• _Listing_
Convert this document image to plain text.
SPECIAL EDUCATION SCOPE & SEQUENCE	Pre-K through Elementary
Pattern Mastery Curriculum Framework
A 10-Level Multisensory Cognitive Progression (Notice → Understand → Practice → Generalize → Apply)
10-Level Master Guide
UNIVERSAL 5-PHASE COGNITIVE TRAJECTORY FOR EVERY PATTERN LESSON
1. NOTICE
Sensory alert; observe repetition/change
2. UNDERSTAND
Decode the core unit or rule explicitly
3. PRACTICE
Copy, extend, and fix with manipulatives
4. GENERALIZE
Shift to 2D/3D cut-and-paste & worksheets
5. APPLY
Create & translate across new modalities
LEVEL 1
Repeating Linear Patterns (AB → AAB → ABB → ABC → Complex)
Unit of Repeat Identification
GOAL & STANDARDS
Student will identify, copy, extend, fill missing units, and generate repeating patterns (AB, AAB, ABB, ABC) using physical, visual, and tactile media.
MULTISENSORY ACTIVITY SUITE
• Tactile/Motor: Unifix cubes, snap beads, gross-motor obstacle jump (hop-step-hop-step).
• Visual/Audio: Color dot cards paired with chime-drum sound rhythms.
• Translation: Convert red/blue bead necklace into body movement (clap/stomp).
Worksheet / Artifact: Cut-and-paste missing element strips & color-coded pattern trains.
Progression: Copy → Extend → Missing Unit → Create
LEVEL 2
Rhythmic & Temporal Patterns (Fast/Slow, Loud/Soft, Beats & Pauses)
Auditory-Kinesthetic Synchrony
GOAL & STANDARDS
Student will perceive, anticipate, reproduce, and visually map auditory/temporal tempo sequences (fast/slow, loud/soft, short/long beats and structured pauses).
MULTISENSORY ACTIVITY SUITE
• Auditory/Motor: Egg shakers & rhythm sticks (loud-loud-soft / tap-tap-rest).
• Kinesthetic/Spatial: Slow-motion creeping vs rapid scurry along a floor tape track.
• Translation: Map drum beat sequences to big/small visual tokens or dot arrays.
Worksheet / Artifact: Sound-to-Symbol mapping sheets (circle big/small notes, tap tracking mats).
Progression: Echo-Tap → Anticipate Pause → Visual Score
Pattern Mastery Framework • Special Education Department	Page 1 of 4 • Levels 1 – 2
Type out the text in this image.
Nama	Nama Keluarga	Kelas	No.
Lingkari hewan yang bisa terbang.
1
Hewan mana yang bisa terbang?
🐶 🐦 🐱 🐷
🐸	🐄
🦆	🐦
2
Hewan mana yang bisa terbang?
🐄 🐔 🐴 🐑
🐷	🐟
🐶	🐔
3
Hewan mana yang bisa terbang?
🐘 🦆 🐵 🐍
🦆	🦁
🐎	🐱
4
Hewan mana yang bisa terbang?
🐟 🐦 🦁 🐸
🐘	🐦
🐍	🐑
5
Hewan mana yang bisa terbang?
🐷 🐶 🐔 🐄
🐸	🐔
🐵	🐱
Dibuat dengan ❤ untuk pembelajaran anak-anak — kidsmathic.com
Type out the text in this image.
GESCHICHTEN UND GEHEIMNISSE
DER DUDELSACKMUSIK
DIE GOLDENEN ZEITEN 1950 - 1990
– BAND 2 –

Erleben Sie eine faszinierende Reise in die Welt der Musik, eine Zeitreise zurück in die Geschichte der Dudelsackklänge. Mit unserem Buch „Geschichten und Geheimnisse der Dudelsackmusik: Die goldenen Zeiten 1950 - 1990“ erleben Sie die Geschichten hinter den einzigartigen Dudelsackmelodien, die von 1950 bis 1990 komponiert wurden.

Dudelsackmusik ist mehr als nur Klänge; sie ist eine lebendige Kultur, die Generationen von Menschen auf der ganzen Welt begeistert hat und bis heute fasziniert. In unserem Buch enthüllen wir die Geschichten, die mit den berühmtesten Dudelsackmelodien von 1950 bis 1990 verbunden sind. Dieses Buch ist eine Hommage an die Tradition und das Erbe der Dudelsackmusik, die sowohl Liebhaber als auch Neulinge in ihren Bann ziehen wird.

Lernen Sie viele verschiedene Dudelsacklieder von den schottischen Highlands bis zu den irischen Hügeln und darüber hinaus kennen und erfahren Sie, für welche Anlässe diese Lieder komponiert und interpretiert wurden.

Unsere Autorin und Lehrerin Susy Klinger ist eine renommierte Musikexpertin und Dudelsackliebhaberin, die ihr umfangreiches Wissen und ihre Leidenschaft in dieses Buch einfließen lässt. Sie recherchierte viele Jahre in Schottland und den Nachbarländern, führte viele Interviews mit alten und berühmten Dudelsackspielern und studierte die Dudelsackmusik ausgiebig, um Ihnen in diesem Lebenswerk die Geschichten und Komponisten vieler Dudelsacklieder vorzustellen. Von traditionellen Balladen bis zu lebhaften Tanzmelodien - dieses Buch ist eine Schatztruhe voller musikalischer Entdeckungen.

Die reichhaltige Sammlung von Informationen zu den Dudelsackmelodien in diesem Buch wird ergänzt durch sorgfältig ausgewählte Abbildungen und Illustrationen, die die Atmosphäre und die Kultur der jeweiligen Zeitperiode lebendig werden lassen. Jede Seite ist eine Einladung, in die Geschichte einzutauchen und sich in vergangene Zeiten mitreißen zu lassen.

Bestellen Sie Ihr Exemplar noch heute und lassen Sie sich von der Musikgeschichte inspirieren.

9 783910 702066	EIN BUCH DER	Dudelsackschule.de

• _Work to complete_
Write the listing out again, exactly as shown above.

• _Solved exercise_
Convert this document image to plain text.
SPECIAL EDUCATION SCOPE & SEQUENCE	Pre-K through Elementary
Pattern Mastery Curriculum Framework
A 10-Level Multisensory Cognitive Progression (Notice → Understand → Practice → Generalize → Apply)
10-Level Master Guide
UNIVERSAL 5-PHASE COGNITIVE TRAJECTORY FOR EVERY PATTERN LESSON
1. NOTICE
Sensory alert; observe repetition/change
2. UNDERSTAND
Decode the core unit or rule explicitly
3. PRACTICE
Copy, extend, and fix with manipulatives
4. GENERALIZE
Shift to 2D/3D cut-and-paste & worksheets
5. APPLY
Create & translate across new modalities
LEVEL 1
Repeating Linear Patterns (AB → AAB → ABB → ABC → Complex)
Unit of Repeat Identification
GOAL & STANDARDS
Student will identify, copy, extend, fill missing units, and generate repeating patterns (AB, AAB, ABB, ABC) using physical, visual, and tactile media.
MULTISENSORY ACTIVITY SUITE
• Tactile/Motor: Unifix cubes, snap beads, gross-motor obstacle jump (hop-step-hop-step).
• Visual/Audio: Color dot cards paired with chime-drum sound rhythms.
• Translation: Convert red/blue bead necklace into body movement (clap/stomp).
Worksheet / Artifact: Cut-and-paste missing element strips & color-coded pattern trains.
Progression: Copy → Extend → Missing Unit → Create
LEVEL 2
Rhythmic & Temporal Patterns (Fast/Slow, Loud/Soft, Beats & Pauses)
Auditory-Kinesthetic Synchrony
GOAL & STANDARDS
Student will perceive, anticipate, reproduce, and visually map auditory/temporal tempo sequences (fast/slow, loud/soft, short/long beats and structured pauses).
MULTISENSORY ACTIVITY SUITE
• Auditory/Motor: Egg shakers & rhythm sticks (loud-loud-soft / tap-tap-rest).
• Kinesthetic/Spatial: Slow-motion creeping vs rapid scurry along a floor tape track.
• Translation: Map drum beat sequences to big/small visual tokens or dot arrays.
Worksheet / Artifact: Sound-to-Symbol mapping sheets (circle big/small notes, tap tracking mats).
Progression: Echo-Tap → Anticipate Pause → Visual Score
Pattern Mastery Framework • Special Education Department	Page 1 of 4 • Levels 1 – 2
Type out the text in this image.
Nama	Nama Keluarga	Kelas	No.
Lingkari hewan yang bisa terbang.
1
Hewan mana yang bisa terbang?
🐶 🐦 🐱 🐷
🐸	🐄
🦆	🐦
2
Hewan mana yang bisa terbang?
🐄 🐔 🐴 🐑
🐷	🐟
🐶	🐔
3
Hewan mana yang bisa terbang?
🐘 🦆 🐵 🐍
🦆	🦁
🐎	🐱
4
Hewan mana yang bisa terbang?
🐟 🐦 🦁 🐸
🐘	🐦
🐍	🐑
5
Hewan mana yang bisa terbang?
🐷 🐶 🐔 🐄
🐸	🐔
🐵	🐱
Dibuat dengan ❤ untuk pembelajaran anak-anak — kidsmathic.com
Type out the text in this image.
GESCHICHTEN UND GEHEIMNISSE
DER DUDELSACKMUSIK
DIE GOLDENEN ZEITEN 1950 - 1990
– BAND 2 –

Erleben Sie eine faszinierende Reise in die Welt der Musik, eine Zeitreise zurück in die Geschichte der Dudelsackklänge. Mit unserem Buch „Geschichten und Geheimnisse der Dudelsackmusik: Die goldenen Zeiten 1950 - 1990“ erleben Sie die Geschichten hinter den einzigartigen Dudelsackmelodien, die von 1950 bis 1990 komponiert wurden.

Dudelsackmusik ist mehr als nur Klänge; sie ist eine lebendige Kultur, die Generationen von Menschen auf der ganzen Welt begeistert hat und bis heute fasziniert. In unserem Buch enthüllen wir die Geschichten, die mit den berühmtesten Dudelsackmelodien von 1950 bis 1990 verbunden sind. Dieses Buch ist eine Hommage an die Tradition und das Erbe der Dudelsackmusik, die sowohl Liebhaber als auch Neulinge in ihren Bann ziehen wird.

Lernen Sie viele verschiedene Dudelsacklieder von den schottischen Highlands bis zu den irischen Hügeln und darüber hinaus kennen und erfahren Sie, für welche Anlässe diese Lieder komponiert und interpretiert wurden.

Unsere Autorin und Lehrerin Susy Klinger ist eine renommierte Musikexpertin und Dudelsackliebhaberin, die ihr umfangreiches Wissen und ihre Leidenschaft in dieses Buch einfließen lässt. Sie recherchierte viele Jahre in Schottland und den Nachbarländern, führte viele Interviews mit alten und berühmten Dudelsackspielern und studierte die Dudelsackmusik ausgiebig, um Ihnen in diesem Lebenswerk die Geschichten und Komponisten vieler Dudelsacklieder vorzustellen. Von traditionellen Balladen bis zu lebhaften Tanzmelodien - dieses Buch ist eine Schatztruhe voller musikalischer Entdeckungen.

Die reichhaltige Sammlung von Informationen zu den Dudelsackmelodien in diesem Buch wird ergänzt durch sorgfältig ausgewählte Abbildungen und Illustrationen, die die Atmosphäre und die Kultur der jeweiligen Zeitperiode lebendig werden lassen. Jede Seite ist eine Einladung, in die Geschichte einzutauchen und sich in vergangene Zeiten mitreißen zu lassen.

Bestellen Sie Ihr Exemplar noch heute und lassen Sie sich von der Musikgeschichte inspirieren.

9 783910 702066	EIN BUCH DER	Dudelsackschule.de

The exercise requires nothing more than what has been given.